PROBLEM REQUIREMENTS:
Your task is to restate the data word for word.

Excerpt from a dataset:
□ □ □ □ □ □ □

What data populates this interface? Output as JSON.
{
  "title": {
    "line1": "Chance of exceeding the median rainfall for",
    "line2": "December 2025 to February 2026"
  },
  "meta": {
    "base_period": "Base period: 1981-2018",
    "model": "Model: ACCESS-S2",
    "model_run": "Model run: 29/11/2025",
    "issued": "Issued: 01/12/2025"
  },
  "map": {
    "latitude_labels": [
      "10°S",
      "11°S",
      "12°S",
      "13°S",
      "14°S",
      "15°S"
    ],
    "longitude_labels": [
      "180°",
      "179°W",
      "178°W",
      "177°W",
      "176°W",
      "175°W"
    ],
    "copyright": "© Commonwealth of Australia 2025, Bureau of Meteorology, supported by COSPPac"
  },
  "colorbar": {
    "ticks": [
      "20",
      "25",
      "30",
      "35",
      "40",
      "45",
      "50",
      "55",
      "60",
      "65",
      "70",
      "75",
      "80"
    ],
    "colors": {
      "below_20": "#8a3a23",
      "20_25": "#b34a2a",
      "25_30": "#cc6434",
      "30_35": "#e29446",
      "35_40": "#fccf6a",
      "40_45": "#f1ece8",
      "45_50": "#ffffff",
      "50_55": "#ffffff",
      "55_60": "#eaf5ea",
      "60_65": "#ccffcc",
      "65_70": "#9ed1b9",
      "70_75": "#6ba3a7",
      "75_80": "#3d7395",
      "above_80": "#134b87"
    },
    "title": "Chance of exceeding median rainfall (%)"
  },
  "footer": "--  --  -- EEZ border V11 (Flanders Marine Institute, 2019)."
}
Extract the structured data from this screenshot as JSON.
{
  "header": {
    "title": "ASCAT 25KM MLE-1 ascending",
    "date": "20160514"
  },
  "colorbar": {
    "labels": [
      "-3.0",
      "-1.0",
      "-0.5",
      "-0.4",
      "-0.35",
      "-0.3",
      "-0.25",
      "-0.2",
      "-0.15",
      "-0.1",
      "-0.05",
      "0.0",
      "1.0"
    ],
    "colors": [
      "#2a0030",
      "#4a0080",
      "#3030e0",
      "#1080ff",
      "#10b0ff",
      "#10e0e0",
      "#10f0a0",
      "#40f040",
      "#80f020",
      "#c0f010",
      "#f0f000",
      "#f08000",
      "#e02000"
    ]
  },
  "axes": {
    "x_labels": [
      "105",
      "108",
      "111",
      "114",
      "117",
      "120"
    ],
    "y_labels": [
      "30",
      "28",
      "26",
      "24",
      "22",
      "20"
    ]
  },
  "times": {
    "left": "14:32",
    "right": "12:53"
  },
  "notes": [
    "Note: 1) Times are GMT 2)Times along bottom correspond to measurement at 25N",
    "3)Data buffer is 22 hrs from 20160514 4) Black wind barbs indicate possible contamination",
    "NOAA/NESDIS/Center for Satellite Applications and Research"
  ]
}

□ □ □ □ □ □ □

FINAL RESULT:
What data populates this interface? Output as JSON.
{
  "title": {
    "line1": "Chance of exceeding the median rainfall for",
    "line2": "December 2025 to February 2026"
  },
  "meta": {
    "base_period": "Base period: 1981-2018",
    "model": "Model: ACCESS-S2",
    "model_run": "Model run: 29/11/2025",
    "issued": "Issued: 01/12/2025"
  },
  "map": {
    "latitude_labels": [
      "10°S",
      "11°S",
      "12°S",
      "13°S",
      "14°S",
      "15°S"
    ],
    "longitude_labels": [
      "180°",
      "179°W",
      "178°W",
      "177°W",
      "176°W",
      "175°W"
    ],
    "copyright": "© Commonwealth of Australia 2025, Bureau of Meteorology, supported by COSPPac"
  },
  "colorbar": {
    "ticks": [
      "20",
      "25",
      "30",
      "35",
      "40",
      "45",
      "50",
      "55",
      "60",
      "65",
      "70",
      "75",
      "80"
    ],
    "colors": {
      "below_20": "#8a3a23",
      "20_25": "#b34a2a",
      "25_30": "#cc6434",
      "30_35": "#e29446",
      "35_40": "#fccf6a",
      "40_45": "#f1ece8",
      "45_50": "#ffffff",
      "50_55": "#ffffff",
      "55_60": "#eaf5ea",
      "60_65": "#ccffcc",
      "65_70": "#9ed1b9",
      "70_75": "#6ba3a7",
      "75_80": "#3d7395",
      "above_80": "#134b87"
    },
    "title": "Chance of exceeding median rainfall (%)"
  },
  "footer": "--  --  -- EEZ border V11 (Flanders Marine Institute, 2019)."
}
Extract the structured data from this screenshot as JSON.
{
  "header": {
    "title": "ASCAT 25KM MLE-1 ascending",
    "date": "20160514"
  },
  "colorbar": {
    "labels": [
      "-3.0",
      "-1.0",
      "-0.5",
      "-0.4",
      "-0.35",
      "-0.3",
      "-0.25",
      "-0.2",
      "-0.15",
      "-0.1",
      "-0.05",
      "0.0",
      "1.0"
    ],
    "colors": [
      "#2a0030",
      "#4a0080",
      "#3030e0",
      "#1080ff",
      "#10b0ff",
      "#10e0e0",
      "#10f0a0",
      "#40f040",
      "#80f020",
      "#c0f010",
      "#f0f000",
      "#f08000",
      "#e02000"
    ]
  },
  "axes": {
    "x_labels": [
      "105",
      "108",
      "111",
      "114",
      "117",
      "120"
    ],
    "y_labels": [
      "30",
      "28",
      "26",
      "24",
      "22",
      "20"
    ]
  },
  "times": {
    "left": "14:32",
    "right": "12:53"
  },
  "notes": [
    "Note: 1) Times are GMT 2)Times along bottom correspond to measurement at 25N",
    "3)Data buffer is 22 hrs from 20160514 4) Black wind barbs indicate possible contamination",
    "NOAA/NESDIS/Center for Satellite Applications and Research"
  ]
}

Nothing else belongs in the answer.